Written instruction: Give the entries again exactly, every one of them.

Dataset entries:

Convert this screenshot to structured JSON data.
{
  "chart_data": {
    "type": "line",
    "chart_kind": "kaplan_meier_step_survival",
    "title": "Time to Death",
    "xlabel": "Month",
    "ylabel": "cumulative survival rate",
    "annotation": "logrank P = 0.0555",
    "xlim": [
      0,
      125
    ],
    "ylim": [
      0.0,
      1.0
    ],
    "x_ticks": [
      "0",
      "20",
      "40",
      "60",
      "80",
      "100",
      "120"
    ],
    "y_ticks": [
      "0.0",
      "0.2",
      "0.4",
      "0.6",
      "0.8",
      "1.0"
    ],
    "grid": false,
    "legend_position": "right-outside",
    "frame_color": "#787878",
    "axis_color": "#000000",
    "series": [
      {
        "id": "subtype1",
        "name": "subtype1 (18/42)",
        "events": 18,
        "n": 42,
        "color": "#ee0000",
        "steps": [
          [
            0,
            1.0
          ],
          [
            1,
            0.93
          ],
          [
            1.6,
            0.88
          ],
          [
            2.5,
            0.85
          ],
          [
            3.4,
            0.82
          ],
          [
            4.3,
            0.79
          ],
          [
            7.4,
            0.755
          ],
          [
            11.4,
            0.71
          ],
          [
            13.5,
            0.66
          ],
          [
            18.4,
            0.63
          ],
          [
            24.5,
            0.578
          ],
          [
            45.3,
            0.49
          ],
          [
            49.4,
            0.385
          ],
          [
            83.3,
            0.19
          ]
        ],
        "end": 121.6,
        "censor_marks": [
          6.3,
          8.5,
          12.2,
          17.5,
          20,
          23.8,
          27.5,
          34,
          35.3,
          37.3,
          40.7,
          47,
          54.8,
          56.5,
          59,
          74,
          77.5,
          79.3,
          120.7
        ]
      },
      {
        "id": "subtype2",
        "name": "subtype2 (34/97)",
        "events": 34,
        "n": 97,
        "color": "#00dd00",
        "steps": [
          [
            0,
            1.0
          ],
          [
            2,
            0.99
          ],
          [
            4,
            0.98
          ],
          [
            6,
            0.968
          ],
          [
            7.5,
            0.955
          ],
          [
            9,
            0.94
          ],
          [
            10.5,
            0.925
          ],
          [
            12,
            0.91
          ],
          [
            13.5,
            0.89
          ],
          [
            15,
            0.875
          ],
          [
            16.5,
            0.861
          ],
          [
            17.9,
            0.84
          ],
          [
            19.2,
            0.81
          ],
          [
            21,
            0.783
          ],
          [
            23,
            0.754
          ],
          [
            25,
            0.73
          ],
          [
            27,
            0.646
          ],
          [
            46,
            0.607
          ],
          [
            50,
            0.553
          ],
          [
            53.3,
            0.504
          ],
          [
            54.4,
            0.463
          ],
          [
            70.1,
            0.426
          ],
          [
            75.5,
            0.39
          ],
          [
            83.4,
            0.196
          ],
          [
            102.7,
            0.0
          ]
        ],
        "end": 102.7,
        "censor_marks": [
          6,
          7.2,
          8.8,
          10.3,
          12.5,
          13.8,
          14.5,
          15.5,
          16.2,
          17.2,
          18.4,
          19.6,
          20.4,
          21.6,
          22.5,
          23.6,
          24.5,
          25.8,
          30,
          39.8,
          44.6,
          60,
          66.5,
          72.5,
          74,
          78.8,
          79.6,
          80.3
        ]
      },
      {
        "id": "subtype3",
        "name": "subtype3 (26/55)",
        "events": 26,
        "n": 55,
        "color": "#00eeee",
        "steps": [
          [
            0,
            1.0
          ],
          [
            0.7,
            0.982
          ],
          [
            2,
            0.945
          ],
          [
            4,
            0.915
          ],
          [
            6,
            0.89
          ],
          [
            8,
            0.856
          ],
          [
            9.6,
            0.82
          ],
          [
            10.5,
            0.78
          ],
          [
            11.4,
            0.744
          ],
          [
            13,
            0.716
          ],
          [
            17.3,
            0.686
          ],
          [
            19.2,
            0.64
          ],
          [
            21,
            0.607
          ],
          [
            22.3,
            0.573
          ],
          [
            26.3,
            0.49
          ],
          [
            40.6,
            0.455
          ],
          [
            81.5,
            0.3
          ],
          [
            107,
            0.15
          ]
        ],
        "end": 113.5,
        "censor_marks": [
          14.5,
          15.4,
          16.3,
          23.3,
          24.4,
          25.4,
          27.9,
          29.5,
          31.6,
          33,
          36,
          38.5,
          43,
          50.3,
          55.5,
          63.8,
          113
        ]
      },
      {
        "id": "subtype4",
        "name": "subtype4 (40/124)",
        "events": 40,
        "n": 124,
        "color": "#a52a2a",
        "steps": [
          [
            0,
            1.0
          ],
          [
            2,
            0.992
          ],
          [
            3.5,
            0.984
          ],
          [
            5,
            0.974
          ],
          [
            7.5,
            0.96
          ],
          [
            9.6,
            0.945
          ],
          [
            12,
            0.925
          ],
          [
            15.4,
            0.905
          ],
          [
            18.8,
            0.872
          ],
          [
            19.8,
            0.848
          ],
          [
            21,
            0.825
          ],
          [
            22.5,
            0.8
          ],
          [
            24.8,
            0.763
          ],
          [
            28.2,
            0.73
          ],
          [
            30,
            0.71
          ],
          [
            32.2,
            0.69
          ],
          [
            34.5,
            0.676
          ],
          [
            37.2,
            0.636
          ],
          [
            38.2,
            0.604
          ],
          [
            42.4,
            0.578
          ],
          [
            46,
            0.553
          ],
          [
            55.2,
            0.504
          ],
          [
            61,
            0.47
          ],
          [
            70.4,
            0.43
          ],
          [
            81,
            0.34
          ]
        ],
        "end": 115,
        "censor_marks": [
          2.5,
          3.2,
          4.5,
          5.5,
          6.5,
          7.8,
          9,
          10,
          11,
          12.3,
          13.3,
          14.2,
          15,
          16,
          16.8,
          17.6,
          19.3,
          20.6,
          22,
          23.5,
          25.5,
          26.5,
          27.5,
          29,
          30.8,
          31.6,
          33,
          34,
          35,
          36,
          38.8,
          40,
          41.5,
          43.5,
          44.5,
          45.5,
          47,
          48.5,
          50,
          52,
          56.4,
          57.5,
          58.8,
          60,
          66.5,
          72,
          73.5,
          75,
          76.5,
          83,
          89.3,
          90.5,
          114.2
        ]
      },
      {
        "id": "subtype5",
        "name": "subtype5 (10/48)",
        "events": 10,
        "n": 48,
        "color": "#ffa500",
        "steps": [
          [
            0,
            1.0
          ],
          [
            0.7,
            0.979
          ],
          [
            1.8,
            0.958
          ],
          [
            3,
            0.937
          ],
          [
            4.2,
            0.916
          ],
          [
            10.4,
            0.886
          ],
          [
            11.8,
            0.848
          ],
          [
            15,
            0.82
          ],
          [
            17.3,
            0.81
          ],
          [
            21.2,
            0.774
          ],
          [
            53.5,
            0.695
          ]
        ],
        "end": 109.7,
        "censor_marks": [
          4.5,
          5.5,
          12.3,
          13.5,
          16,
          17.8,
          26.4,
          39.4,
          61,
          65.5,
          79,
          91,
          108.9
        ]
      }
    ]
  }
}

Answer to the problem:
Convert this screenshot to structured JSON data.
{
  "chart_data": {
    "type": "line",
    "chart_kind": "kaplan_meier_step_survival",
    "title": "Time to Death",
    "xlabel": "Month",
    "ylabel": "cumulative survival rate",
    "annotation": "logrank P = 0.0555",
    "xlim": [
      0,
      125
    ],
    "ylim": [
      0.0,
      1.0
    ],
    "x_ticks": [
      "0",
      "20",
      "40",
      "60",
      "80",
      "100",
      "120"
    ],
    "y_ticks": [
      "0.0",
      "0.2",
      "0.4",
      "0.6",
      "0.8",
      "1.0"
    ],
    "grid": false,
    "legend_position": "right-outside",
    "frame_color": "#787878",
    "axis_color": "#000000",
    "series": [
      {
        "id": "subtype1",
        "name": "subtype1 (18/42)",
        "events": 18,
        "n": 42,
        "color": "#ee0000",
        "steps": [
          [
            0,
            1.0
          ],
          [
            1,
            0.93
          ],
          [
            1.6,
            0.88
          ],
          [
            2.5,
            0.85
          ],
          [
            3.4,
            0.82
          ],
          [
            4.3,
            0.79
          ],
          [
            7.4,
            0.755
          ],
          [
            11.4,
            0.71
          ],
          [
            13.5,
            0.66
          ],
          [
            18.4,
            0.63
          ],
          [
            24.5,
            0.578
          ],
          [
            45.3,
            0.49
          ],
          [
            49.4,
            0.385
          ],
          [
            83.3,
            0.19
          ]
        ],
        "end": 121.6,
        "censor_marks": [
          6.3,
          8.5,
          12.2,
          17.5,
          20,
          23.8,
          27.5,
          34,
          35.3,
          37.3,
          40.7,
          47,
          54.8,
          56.5,
          59,
          74,
          77.5,
          79.3,
          120.7
        ]
      },
      {
        "id": "subtype2",
        "name": "subtype2 (34/97)",
        "events": 34,
        "n": 97,
        "color": "#00dd00",
        "steps": [
          [
            0,
            1.0
          ],
          [
            2,
            0.99
          ],
          [
            4,
            0.98
          ],
          [
            6,
            0.968
          ],
          [
            7.5,
            0.955
          ],
          [
            9,
            0.94
          ],
          [
            10.5,
            0.925
          ],
          [
            12,
            0.91
          ],
          [
            13.5,
            0.89
          ],
          [
            15,
            0.875
          ],
          [
            16.5,
            0.861
          ],
          [
            17.9,
            0.84
          ],
          [
            19.2,
            0.81
          ],
          [
            21,
            0.783
          ],
          [
            23,
            0.754
          ],
          [
            25,
            0.73
          ],
          [
            27,
            0.646
          ],
          [
            46,
            0.607
          ],
          [
            50,
            0.553
          ],
          [
            53.3,
            0.504
          ],
          [
            54.4,
            0.463
          ],
          [
            70.1,
            0.426
          ],
          [
            75.5,
            0.39
          ],
          [
            83.4,
            0.196
          ],
          [
            102.7,
            0.0
          ]
        ],
        "end": 102.7,
        "censor_marks": [
          6,
          7.2,
          8.8,
          10.3,
          12.5,
          13.8,
          14.5,
          15.5,
          16.2,
          17.2,
          18.4,
          19.6,
          20.4,
          21.6,
          22.5,
          23.6,
          24.5,
          25.8,
          30,
          39.8,
          44.6,
          60,
          66.5,
          72.5,
          74,
          78.8,
          79.6,
          80.3
        ]
      },
      {
        "id": "subtype3",
        "name": "subtype3 (26/55)",
        "events": 26,
        "n": 55,
        "color": "#00eeee",
        "steps": [
          [
            0,
            1.0
          ],
          [
            0.7,
            0.982
          ],
          [
            2,
            0.945
          ],
          [
            4,
            0.915
          ],
          [
            6,
            0.89
          ],
          [
            8,
            0.856
          ],
          [
            9.6,
            0.82
          ],
          [
            10.5,
            0.78
          ],
          [
            11.4,
            0.744
          ],
          [
            13,
            0.716
          ],
          [
            17.3,
            0.686
          ],
          [
            19.2,
            0.64
          ],
          [
            21,
            0.607
          ],
          [
            22.3,
            0.573
          ],
          [
            26.3,
            0.49
          ],
          [
            40.6,
            0.455
          ],
          [
            81.5,
            0.3
          ],
          [
            107,
            0.15
          ]
        ],
        "end": 113.5,
        "censor_marks": [
          14.5,
          15.4,
          16.3,
          23.3,
          24.4,
          25.4,
          27.9,
          29.5,
          31.6,
          33,
          36,
          38.5,
          43,
          50.3,
          55.5,
          63.8,
          113
        ]
      },
      {
        "id": "subtype4",
        "name": "subtype4 (40/124)",
        "events": 40,
        "n": 124,
        "color": "#a52a2a",
        "steps": [
          [
            0,
            1.0
          ],
          [
            2,
            0.992
          ],
          [
            3.5,
            0.984
          ],
          [
            5,
            0.974
          ],
          [
            7.5,
            0.96
          ],
          [
            9.6,
            0.945
          ],
          [
            12,
            0.925
          ],
          [
            15.4,
            0.905
          ],
          [
            18.8,
            0.872
          ],
          [
            19.8,
            0.848
          ],
          [
            21,
            0.825
          ],
          [
            22.5,
            0.8
          ],
          [
            24.8,
            0.763
          ],
          [
            28.2,
            0.73
          ],
          [
            30,
            0.71
          ],
          [
            32.2,
            0.69
          ],
          [
            34.5,
            0.676
          ],
          [
            37.2,
            0.636
          ],
          [
            38.2,
            0.604
          ],
          [
            42.4,
            0.578
          ],
          [
            46,
            0.553
          ],
          [
            55.2,
            0.504
          ],
          [
            61,
            0.47
          ],
          [
            70.4,
            0.43
          ],
          [
            81,
            0.34
          ]
        ],
        "end": 115,
        "censor_marks": [
          2.5,
          3.2,
          4.5,
          5.5,
          6.5,
          7.8,
          9,
          10,
          11,
          12.3,
          13.3,
          14.2,
          15,
          16,
          16.8,
          17.6,
          19.3,
          20.6,
          22,
          23.5,
          25.5,
          26.5,
          27.5,
          29,
          30.8,
          31.6,
          33,
          34,
          35,
          36,
          38.8,
          40,
          41.5,
          43.5,
          44.5,
          45.5,
          47,
          48.5,
          50,
          52,
          56.4,
          57.5,
          58.8,
          60,
          66.5,
          72,
          73.5,
          75,
          76.5,
          83,
          89.3,
          90.5,
          114.2
        ]
      },
      {
        "id": "subtype5",
        "name": "subtype5 (10/48)",
        "events": 10,
        "n": 48,
        "color": "#ffa500",
        "steps": [
          [
            0,
            1.0
          ],
          [
            0.7,
            0.979
          ],
          [
            1.8,
            0.958
          ],
          [
            3,
            0.937
          ],
          [
            4.2,
            0.916
          ],
          [
            10.4,
            0.886
          ],
          [
            11.8,
            0.848
          ],
          [
            15,
            0.82
          ],
          [
            17.3,
            0.81
          ],
          [
            21.2,
            0.774
          ],
          [
            53.5,
            0.695
          ]
        ],
        "end": 109.7,
        "censor_marks": [
          4.5,
          5.5,
          12.3,
          13.5,
          16,
          17.8,
          26.4,
          39.4,
          61,
          65.5,
          79,
          91,
          108.9
        ]
      }
    ]
  }
}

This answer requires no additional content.